Quote every line of the material beneath this one.

Data extracted from a collection:
---+---
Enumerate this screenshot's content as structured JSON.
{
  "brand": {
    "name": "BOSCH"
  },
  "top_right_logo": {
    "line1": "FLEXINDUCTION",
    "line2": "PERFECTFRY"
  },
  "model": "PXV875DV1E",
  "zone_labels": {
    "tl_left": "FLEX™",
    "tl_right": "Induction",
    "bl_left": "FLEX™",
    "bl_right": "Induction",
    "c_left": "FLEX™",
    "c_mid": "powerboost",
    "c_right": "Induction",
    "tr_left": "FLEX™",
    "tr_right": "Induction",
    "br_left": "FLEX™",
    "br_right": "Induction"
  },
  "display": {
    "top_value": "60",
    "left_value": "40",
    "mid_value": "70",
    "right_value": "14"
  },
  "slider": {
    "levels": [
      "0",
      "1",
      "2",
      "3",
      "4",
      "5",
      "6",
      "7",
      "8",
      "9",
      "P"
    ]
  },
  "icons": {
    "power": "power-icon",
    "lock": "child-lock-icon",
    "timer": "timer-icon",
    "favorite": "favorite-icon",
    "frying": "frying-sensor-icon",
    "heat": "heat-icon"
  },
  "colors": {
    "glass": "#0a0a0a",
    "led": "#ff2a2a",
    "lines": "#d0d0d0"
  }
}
---+---
### COMPLETED EXERCISE
Enumerate this screenshot's content as structured JSON.
{
  "brand": {
    "name": "BOSCH"
  },
  "top_right_logo": {
    "line1": "FLEXINDUCTION",
    "line2": "PERFECTFRY"
  },
  "model": "PXV875DV1E",
  "zone_labels": {
    "tl_left": "FLEX™",
    "tl_right": "Induction",
    "bl_left": "FLEX™",
    "bl_right": "Induction",
    "c_left": "FLEX™",
    "c_mid": "powerboost",
    "c_right": "Induction",
    "tr_left": "FLEX™",
    "tr_right": "Induction",
    "br_left": "FLEX™",
    "br_right": "Induction"
  },
  "display": {
    "top_value": "60",
    "left_value": "40",
    "mid_value": "70",
    "right_value": "14"
  },
  "slider": {
    "levels": [
      "0",
      "1",
      "2",
      "3",
      "4",
      "5",
      "6",
      "7",
      "8",
      "9",
      "P"
    ]
  },
  "icons": {
    "power": "power-icon",
    "lock": "child-lock-icon",
    "timer": "timer-icon",
    "favorite": "favorite-icon",
    "frying": "frying-sensor-icon",
    "heat": "heat-icon"
  },
  "colors": {
    "glass": "#0a0a0a",
    "led": "#ff2a2a",
    "lines": "#d0d0d0"
  }
}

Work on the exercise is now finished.